DIRECTION:
Gather, from the data below, each line in which the word "verbe" occurs.
--
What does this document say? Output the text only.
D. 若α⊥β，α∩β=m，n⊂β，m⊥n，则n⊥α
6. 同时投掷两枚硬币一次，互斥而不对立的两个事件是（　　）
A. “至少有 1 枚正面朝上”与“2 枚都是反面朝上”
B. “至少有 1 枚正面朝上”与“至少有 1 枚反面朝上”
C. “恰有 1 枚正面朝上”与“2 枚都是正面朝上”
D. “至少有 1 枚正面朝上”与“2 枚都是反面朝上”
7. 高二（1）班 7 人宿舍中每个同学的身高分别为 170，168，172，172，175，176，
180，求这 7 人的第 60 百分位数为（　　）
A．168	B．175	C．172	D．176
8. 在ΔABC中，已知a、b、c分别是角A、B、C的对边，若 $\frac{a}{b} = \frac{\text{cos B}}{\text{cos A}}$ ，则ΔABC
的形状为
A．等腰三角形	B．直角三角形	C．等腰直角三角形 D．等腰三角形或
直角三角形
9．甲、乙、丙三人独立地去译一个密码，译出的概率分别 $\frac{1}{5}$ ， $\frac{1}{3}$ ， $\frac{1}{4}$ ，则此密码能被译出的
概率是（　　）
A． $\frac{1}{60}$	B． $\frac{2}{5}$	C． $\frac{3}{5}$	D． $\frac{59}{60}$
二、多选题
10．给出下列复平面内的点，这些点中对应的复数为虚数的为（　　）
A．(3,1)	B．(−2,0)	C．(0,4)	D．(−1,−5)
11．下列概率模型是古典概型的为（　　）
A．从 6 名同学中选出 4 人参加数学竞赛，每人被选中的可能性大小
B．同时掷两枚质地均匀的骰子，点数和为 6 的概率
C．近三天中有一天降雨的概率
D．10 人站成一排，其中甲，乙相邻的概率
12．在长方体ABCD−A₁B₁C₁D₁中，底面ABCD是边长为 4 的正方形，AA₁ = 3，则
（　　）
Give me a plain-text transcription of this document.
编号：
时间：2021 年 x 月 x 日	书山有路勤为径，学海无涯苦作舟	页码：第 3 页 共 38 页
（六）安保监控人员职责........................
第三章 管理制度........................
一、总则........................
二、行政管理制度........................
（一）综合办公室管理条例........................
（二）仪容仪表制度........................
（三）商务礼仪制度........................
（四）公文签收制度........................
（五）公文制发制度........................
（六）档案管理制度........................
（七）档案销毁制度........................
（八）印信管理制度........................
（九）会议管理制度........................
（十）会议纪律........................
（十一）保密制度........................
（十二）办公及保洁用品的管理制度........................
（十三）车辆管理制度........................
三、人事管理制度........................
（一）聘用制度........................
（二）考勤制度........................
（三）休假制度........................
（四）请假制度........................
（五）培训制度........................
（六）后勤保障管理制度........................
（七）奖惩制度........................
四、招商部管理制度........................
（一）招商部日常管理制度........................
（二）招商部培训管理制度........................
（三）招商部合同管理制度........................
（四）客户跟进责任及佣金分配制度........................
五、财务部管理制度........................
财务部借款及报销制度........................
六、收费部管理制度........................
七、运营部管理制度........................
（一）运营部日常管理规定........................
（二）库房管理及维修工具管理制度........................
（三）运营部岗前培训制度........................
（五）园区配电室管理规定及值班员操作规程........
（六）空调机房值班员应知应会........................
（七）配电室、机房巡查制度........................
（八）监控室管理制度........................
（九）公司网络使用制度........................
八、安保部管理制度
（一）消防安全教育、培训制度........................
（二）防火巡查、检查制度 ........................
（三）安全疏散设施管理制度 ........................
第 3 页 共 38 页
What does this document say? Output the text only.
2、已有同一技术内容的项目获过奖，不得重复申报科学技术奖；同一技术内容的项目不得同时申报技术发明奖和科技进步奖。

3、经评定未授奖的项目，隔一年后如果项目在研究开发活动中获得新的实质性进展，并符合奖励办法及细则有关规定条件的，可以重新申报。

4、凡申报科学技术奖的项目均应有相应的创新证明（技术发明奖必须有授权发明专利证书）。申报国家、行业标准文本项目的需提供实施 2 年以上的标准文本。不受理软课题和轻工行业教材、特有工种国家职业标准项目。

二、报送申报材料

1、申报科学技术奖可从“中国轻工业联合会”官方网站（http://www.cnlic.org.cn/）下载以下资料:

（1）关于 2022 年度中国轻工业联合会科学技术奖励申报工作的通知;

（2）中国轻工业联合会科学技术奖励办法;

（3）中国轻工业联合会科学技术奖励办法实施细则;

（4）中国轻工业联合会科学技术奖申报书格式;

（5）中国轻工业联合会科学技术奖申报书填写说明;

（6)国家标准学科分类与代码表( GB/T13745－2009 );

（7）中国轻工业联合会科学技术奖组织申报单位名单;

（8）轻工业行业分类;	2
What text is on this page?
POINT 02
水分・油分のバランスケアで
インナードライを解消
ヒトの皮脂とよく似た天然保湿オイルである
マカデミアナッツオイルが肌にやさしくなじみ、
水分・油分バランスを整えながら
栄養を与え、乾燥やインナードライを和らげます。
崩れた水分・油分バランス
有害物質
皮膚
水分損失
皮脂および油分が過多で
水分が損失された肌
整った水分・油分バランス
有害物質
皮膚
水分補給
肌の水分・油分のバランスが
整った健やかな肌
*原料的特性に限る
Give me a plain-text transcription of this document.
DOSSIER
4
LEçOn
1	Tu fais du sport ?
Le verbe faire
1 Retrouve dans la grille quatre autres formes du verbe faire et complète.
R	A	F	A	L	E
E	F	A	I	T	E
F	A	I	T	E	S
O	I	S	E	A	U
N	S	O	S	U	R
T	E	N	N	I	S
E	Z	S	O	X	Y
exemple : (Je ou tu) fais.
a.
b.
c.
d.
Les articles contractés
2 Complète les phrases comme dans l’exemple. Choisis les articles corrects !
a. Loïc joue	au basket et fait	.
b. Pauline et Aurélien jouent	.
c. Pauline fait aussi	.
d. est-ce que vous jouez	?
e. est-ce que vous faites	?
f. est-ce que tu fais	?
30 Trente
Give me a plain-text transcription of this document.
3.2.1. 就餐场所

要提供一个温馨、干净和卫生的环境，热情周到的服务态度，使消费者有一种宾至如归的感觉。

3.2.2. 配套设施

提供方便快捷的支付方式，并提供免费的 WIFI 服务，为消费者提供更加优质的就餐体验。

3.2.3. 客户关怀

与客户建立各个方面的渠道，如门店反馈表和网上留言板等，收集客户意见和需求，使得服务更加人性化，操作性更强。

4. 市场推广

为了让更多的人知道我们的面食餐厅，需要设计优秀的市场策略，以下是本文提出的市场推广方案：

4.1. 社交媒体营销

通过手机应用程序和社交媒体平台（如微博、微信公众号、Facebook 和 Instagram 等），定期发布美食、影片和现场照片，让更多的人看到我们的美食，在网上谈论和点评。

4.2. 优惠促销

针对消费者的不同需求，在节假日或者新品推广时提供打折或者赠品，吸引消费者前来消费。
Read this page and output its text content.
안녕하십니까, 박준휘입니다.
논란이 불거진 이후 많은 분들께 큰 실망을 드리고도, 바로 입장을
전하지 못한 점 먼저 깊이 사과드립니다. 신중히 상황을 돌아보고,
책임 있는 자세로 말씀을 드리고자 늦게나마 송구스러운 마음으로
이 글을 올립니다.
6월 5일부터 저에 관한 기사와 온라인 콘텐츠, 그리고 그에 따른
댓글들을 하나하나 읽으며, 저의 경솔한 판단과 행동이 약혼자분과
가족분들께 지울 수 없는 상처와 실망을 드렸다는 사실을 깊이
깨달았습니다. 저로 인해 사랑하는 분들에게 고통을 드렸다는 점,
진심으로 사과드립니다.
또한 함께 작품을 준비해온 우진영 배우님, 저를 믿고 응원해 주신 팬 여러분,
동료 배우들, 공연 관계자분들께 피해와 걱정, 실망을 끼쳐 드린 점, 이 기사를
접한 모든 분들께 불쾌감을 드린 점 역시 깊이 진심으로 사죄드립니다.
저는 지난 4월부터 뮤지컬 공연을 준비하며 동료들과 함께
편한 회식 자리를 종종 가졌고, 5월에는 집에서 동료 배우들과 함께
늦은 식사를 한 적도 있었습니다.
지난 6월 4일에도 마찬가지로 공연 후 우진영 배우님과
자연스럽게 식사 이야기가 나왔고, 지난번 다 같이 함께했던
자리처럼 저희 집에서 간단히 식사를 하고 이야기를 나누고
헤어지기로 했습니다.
--
EXPECTED OUTPUT:
Le verbe faire
1 Retrouve dans la grille quatre autres formes du verbe faire et complète.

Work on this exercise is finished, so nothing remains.